» **Your instructions**:
Which lines hold the word "replies"? Show each of them.

» **Excerpted records**:
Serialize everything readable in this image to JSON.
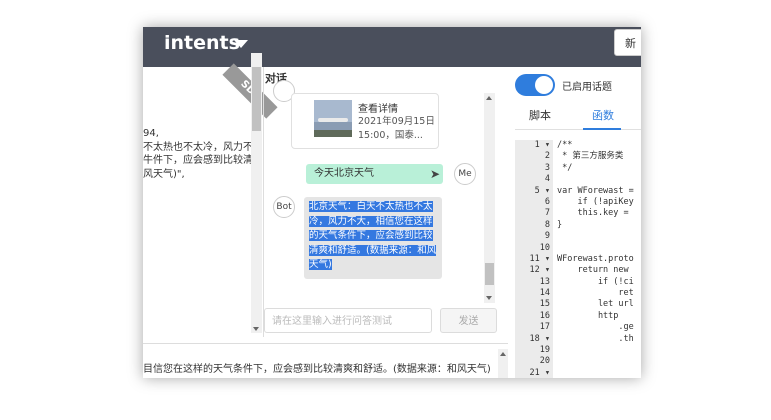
{
  "header": {
    "title": "intents",
    "new_button": "新"
  },
  "left_panel": {
    "badge": "SDK",
    "lines": [
      "94,",
      "不太热也不太冷，风力不",
      "牛件下，应会感到比较清",
      "风天气)\","
    ]
  },
  "chat": {
    "title": "对话",
    "card": {
      "title": "查看详情",
      "line1": "2021年09月15日",
      "line2": "15:00，国泰..."
    },
    "user_message": "今天北京天气",
    "user_avatar": "Me",
    "bot_avatar": "Bot",
    "bot_reply": "北京天气：白天不太热也不太冷，风力不大，相信您在这样的天气条件下，应会感到比较清爽和舒适。(数据来源：和风天气)",
    "input_placeholder": "请在这里输入进行问答测试",
    "send_button": "发送"
  },
  "bottom_text": "目信您在这样的天气条件下，应会感到比较清爽和舒适。(数据来源：和风天气)",
  "right_panel": {
    "toggle_label": "已启用话题",
    "toggle_on": true,
    "tabs": [
      "脚本",
      "函数"
    ],
    "active_tab": "函数",
    "accent_color": "#2f7ddd",
    "gutter": [
      "1 ▾",
      "2",
      "3",
      "4",
      "5 ▾",
      "6",
      "7",
      "8",
      "9",
      "10",
      "11 ▾",
      "12 ▾",
      "13",
      "14",
      "15",
      "16",
      "17",
      "18 ▾",
      "19",
      "20",
      "21 ▾"
    ],
    "code": [
      "/**",
      " * 第三方服务类",
      " */",
      "",
      "var WForewast =",
      "    if (!apiKey",
      "    this.key =",
      "}",
      "",
      "",
      "WForewast.proto",
      "    return new",
      "        if (!ci",
      "            ret",
      "        let url",
      "        http",
      "            .ge",
      "            .th",
      "",
      "",
      ""
    ]
  }
}
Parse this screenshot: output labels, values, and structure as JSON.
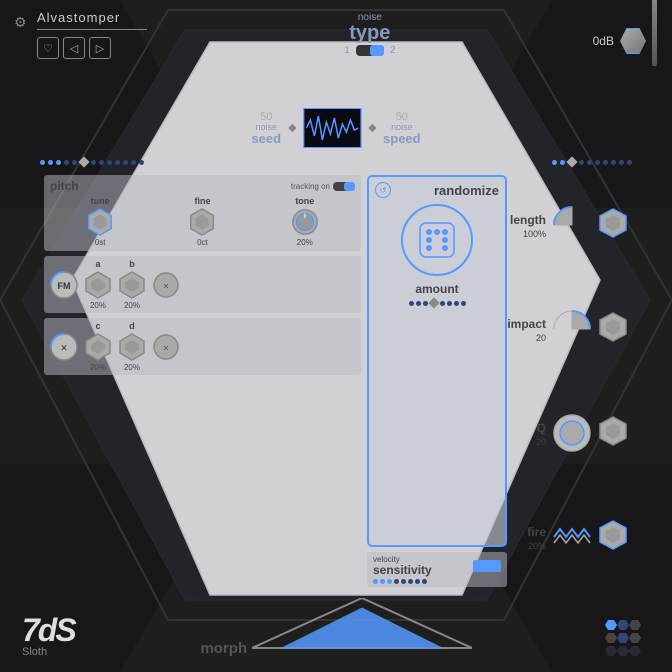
{
  "app": {
    "plugin_name": "Alvastomper",
    "logo_main": "7dS",
    "logo_sub": "Sloth",
    "db_value": "0dB"
  },
  "noise": {
    "type_label": "noise",
    "type_title": "type",
    "switch_1": "1",
    "switch_2": "2",
    "seed_label_sm": "noise",
    "seed_label": "seed",
    "seed_value": "50",
    "speed_label_sm": "noise",
    "speed_label": "speed",
    "speed_value": "50"
  },
  "pitch": {
    "label": "pitch",
    "tracking_label": "tracking on",
    "tune_label": "tune",
    "tune_value": "0st",
    "fine_label": "fine",
    "fine_value": "0ct",
    "tone_label": "tone",
    "tone_value": "20%"
  },
  "fm": {
    "label": "FM",
    "a_label": "a",
    "a_value": "20%",
    "b_label": "b",
    "b_value": "20%"
  },
  "cd": {
    "c_label": "c",
    "c_value": "20%",
    "d_label": "d",
    "d_value": "20%"
  },
  "randomize": {
    "label": "randomize",
    "amount_label": "amount"
  },
  "velocity": {
    "label_sm": "velocity",
    "label": "sensitivity"
  },
  "right_panel": {
    "length_label": "length",
    "length_value": "100%",
    "impact_label": "impact",
    "impact_value": "20",
    "q_label": "Q",
    "q_value": "20",
    "fire_label": "fire",
    "fire_value": "20%"
  },
  "morph": {
    "label": "morph"
  },
  "buttons": {
    "heart": "♡",
    "arrow_left": "◁",
    "arrow_right": "▷"
  }
}
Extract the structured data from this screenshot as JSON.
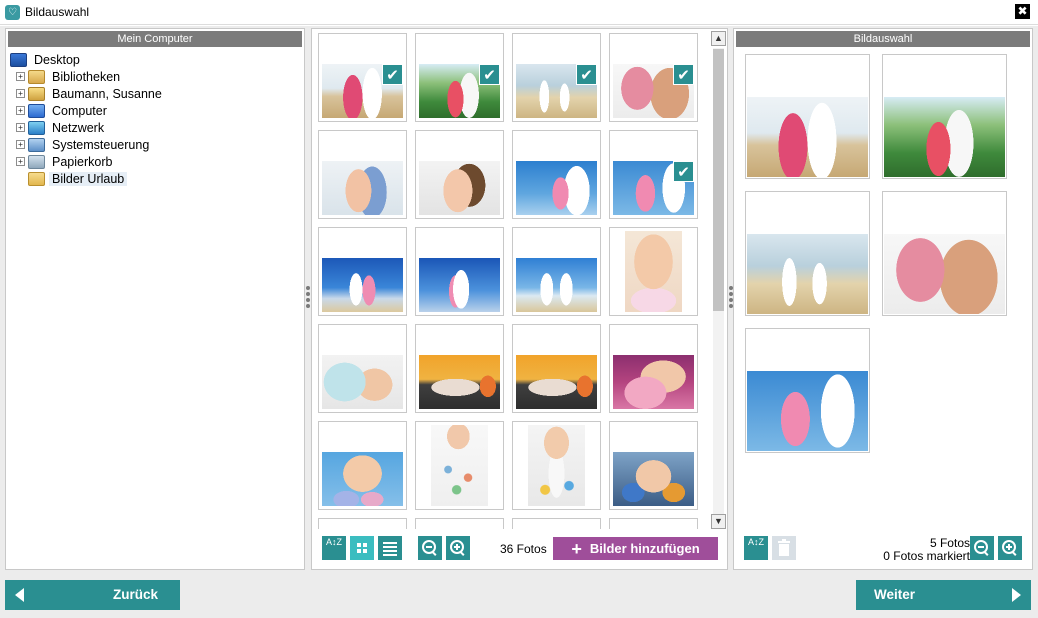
{
  "window": {
    "title": "Bildauswahl",
    "icon": "app-logo-icon",
    "close_glyph": "✖"
  },
  "left_panel": {
    "header": "Mein Computer",
    "tree": [
      {
        "label": "Desktop",
        "icon": "desktop-icon",
        "level": 0,
        "expander": ""
      },
      {
        "label": "Bibliotheken",
        "icon": "libraries-icon",
        "level": 1,
        "expander": "+"
      },
      {
        "label": "Baumann, Susanne",
        "icon": "user-folder-icon",
        "level": 1,
        "expander": "+"
      },
      {
        "label": "Computer",
        "icon": "computer-icon",
        "level": 1,
        "expander": "+"
      },
      {
        "label": "Netzwerk",
        "icon": "network-icon",
        "level": 1,
        "expander": "+"
      },
      {
        "label": "Systemsteuerung",
        "icon": "control-panel-icon",
        "level": 1,
        "expander": "+"
      },
      {
        "label": "Papierkorb",
        "icon": "recycle-bin-icon",
        "level": 1,
        "expander": "+"
      },
      {
        "label": "Bilder Urlaub",
        "icon": "folder-icon",
        "level": 1,
        "expander": "",
        "selected": true
      }
    ]
  },
  "middle_panel": {
    "photo_count": "36 Fotos",
    "add_button": "Bilder hinzufügen",
    "add_icon": "+",
    "sort_icon": "A↕Z",
    "checkmark": "✔",
    "tools": {
      "sort": "sort-az-icon",
      "grid": "grid-view-icon",
      "list": "list-view-icon",
      "zoom_out": "zoom-out-icon",
      "zoom_in": "zoom-in-icon"
    },
    "thumbnails": [
      {
        "style": "beach-couple",
        "checked": true
      },
      {
        "style": "palm",
        "checked": true
      },
      {
        "style": "shore",
        "checked": true
      },
      {
        "style": "kiss",
        "checked": true
      },
      {
        "style": "hug",
        "checked": false
      },
      {
        "style": "hug2",
        "checked": false
      },
      {
        "style": "sky-point",
        "checked": false
      },
      {
        "style": "sky-girl",
        "checked": true
      },
      {
        "style": "sky-fam",
        "checked": false
      },
      {
        "style": "sky-fam2",
        "checked": false
      },
      {
        "style": "sky-fam3",
        "checked": false
      },
      {
        "style": "blow",
        "checked": false,
        "portrait": true
      },
      {
        "style": "house",
        "checked": false
      },
      {
        "style": "sleep",
        "checked": false
      },
      {
        "style": "sleep",
        "checked": false
      },
      {
        "style": "pink",
        "checked": false
      },
      {
        "style": "abc",
        "checked": false
      },
      {
        "style": "hands",
        "checked": false,
        "portrait": true
      },
      {
        "style": "paint",
        "checked": false,
        "portrait": true
      },
      {
        "style": "colorhands",
        "checked": false
      }
    ]
  },
  "right_panel": {
    "header": "Bildauswahl",
    "count": "5 Fotos",
    "marked": "0 Fotos markiert",
    "sort_icon": "A↕Z",
    "tools": {
      "sort": "sort-az-icon",
      "delete": "trash-icon",
      "zoom_out": "zoom-out-icon",
      "zoom_in": "zoom-in-icon"
    },
    "selected": [
      {
        "style": "beach-couple"
      },
      {
        "style": "palm"
      },
      {
        "style": "shore"
      },
      {
        "style": "kiss"
      },
      {
        "style": "sky-girl"
      }
    ]
  },
  "navigation": {
    "back": "Zurück",
    "next": "Weiter"
  },
  "colors": {
    "accent": "#2a8f91",
    "accent_light": "#3bbdc0",
    "add_button": "#9f4e9a",
    "header_gray": "#7b7b7b"
  }
}
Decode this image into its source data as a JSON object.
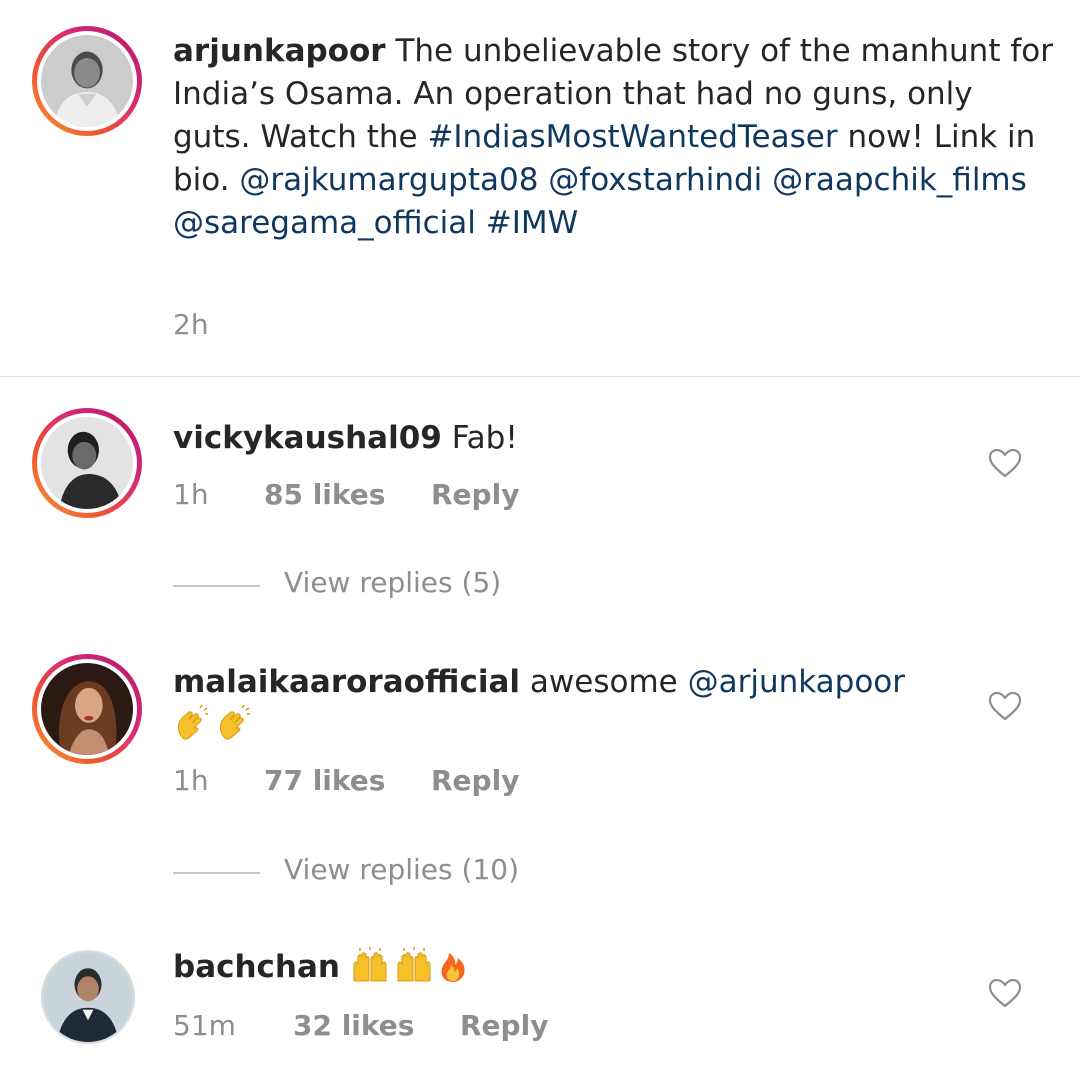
{
  "post": {
    "username": "arjunkapoor",
    "caption_segments": [
      {
        "text": " The unbelievable story of the manhunt for India’s Osama. An operation that had no guns, only guts. Watch the ",
        "type": "text"
      },
      {
        "text": "#IndiasMostWantedTeaser",
        "type": "link"
      },
      {
        "text": " now! Link in bio. ",
        "type": "text"
      },
      {
        "text": "@rajkumargupta08",
        "type": "link"
      },
      {
        "text": " ",
        "type": "text"
      },
      {
        "text": "@foxstarhindi",
        "type": "link"
      },
      {
        "text": " ",
        "type": "text"
      },
      {
        "text": "@raapchik_films",
        "type": "link"
      },
      {
        "text": " ",
        "type": "text"
      },
      {
        "text": "@saregama_official",
        "type": "link"
      },
      {
        "text": " ",
        "type": "text"
      },
      {
        "text": "#IMW",
        "type": "link"
      }
    ],
    "time": "2h"
  },
  "comments": [
    {
      "username": "vickykaushal09",
      "text": " Fab!",
      "time": "1h",
      "likes": "85 likes",
      "reply": "Reply",
      "view_replies": "View replies (5)",
      "avatar_story_ring": true,
      "heart_icon": "heart-outline-icon"
    },
    {
      "username": "malaikaaroraofficial",
      "text": " awesome ",
      "mention": "@arjunkapoor",
      "emojis": [
        "clapping-hands",
        "clapping-hands"
      ],
      "time": "1h",
      "likes": "77 likes",
      "reply": "Reply",
      "view_replies": "View replies (10)",
      "avatar_story_ring": true,
      "heart_icon": "heart-outline-icon"
    },
    {
      "username": "bachchan",
      "emojis": [
        "raising-hands",
        "raising-hands",
        "fire"
      ],
      "time": "51m",
      "likes": "32 likes",
      "reply": "Reply",
      "avatar_story_ring": false,
      "heart_icon": "heart-outline-icon"
    }
  ],
  "colors": {
    "text": "#262626",
    "link": "#10385e",
    "secondary": "#8e8e8e",
    "divider": "#dbdbdb",
    "story_ring_start": "#b4176b",
    "story_ring_end": "#f7a33a"
  }
}
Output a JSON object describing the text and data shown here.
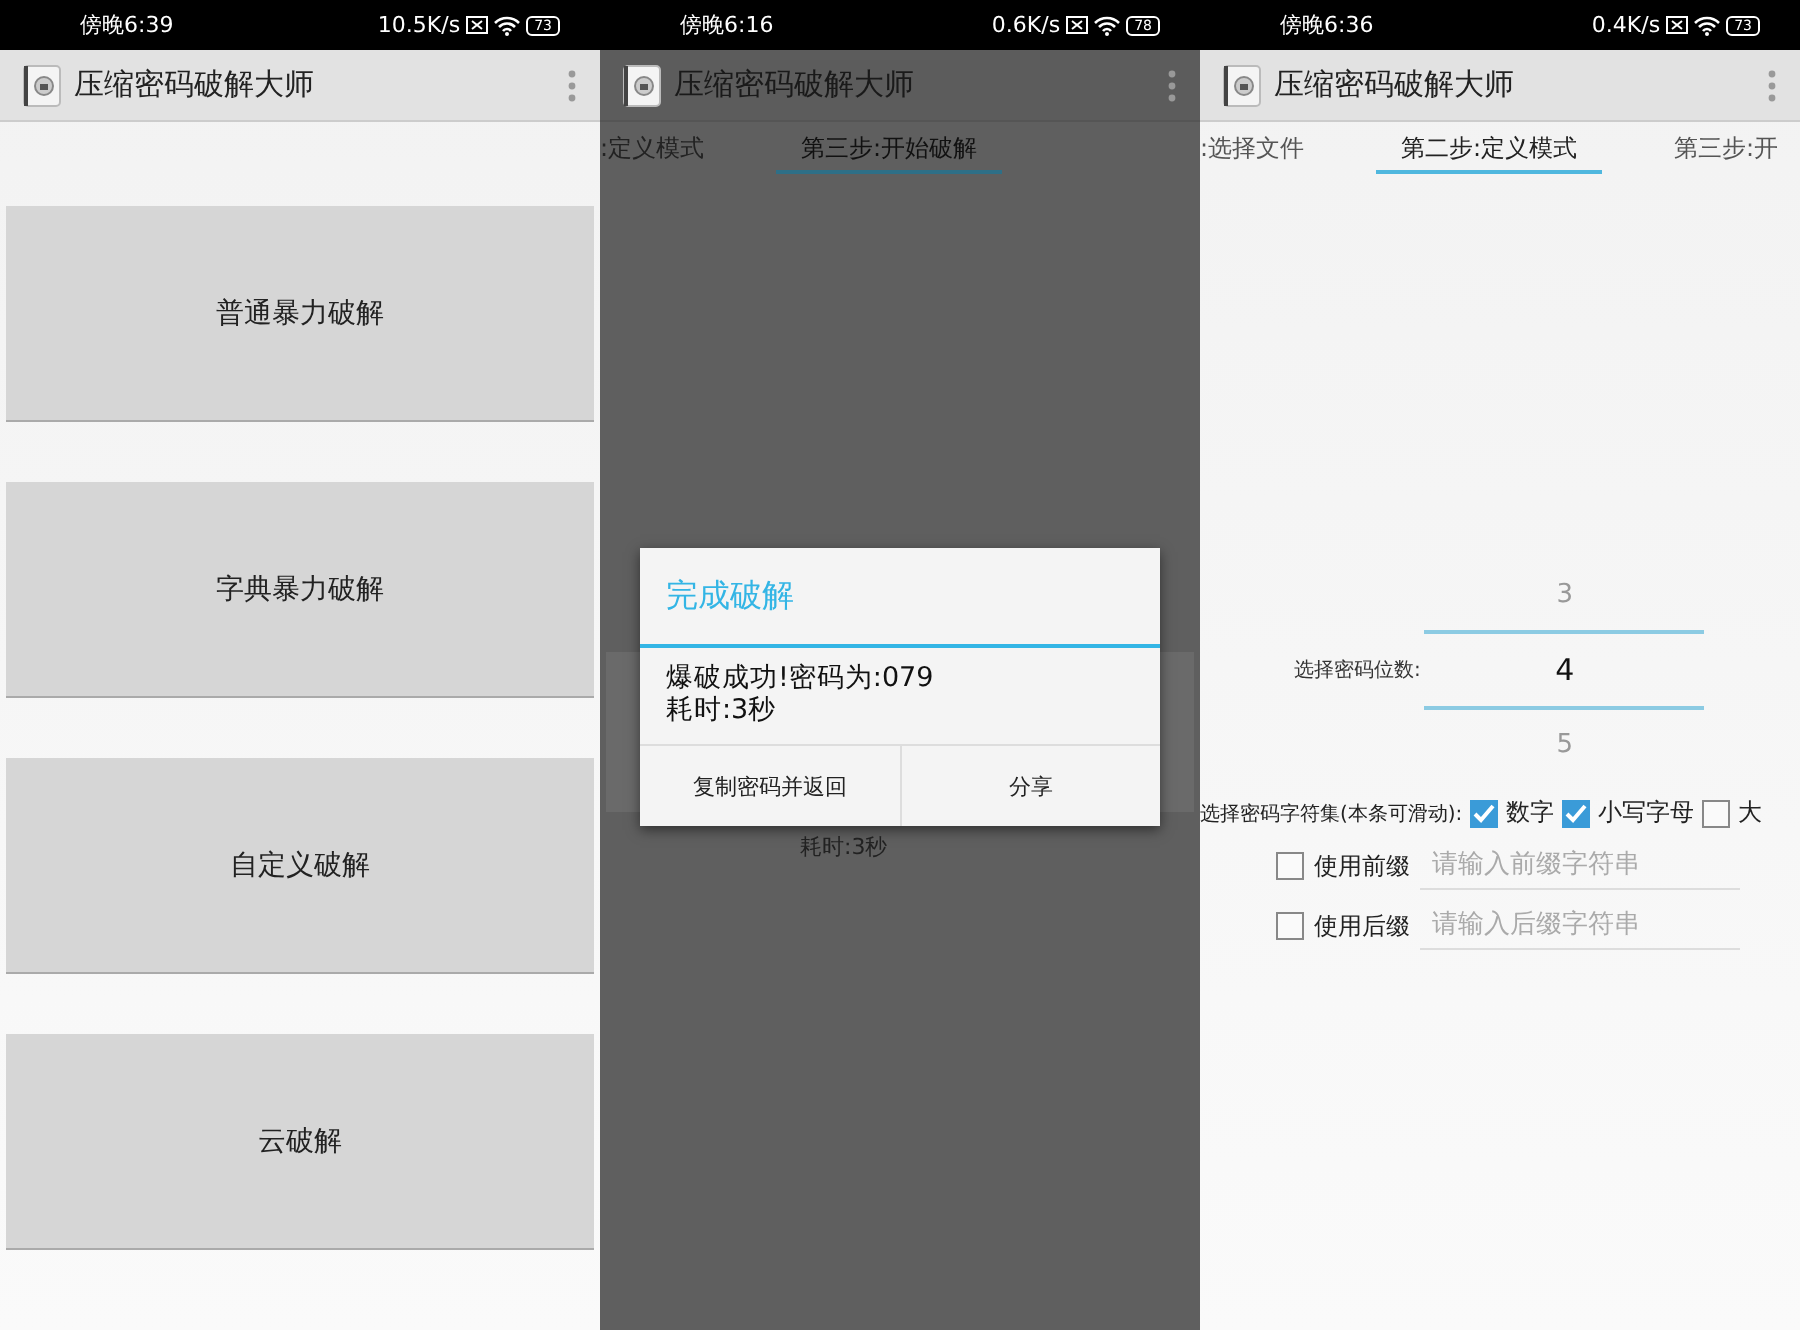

» **Exercise solution**:
      "view_replies": "View replies (5)",
      "view_replies": "View replies (10)",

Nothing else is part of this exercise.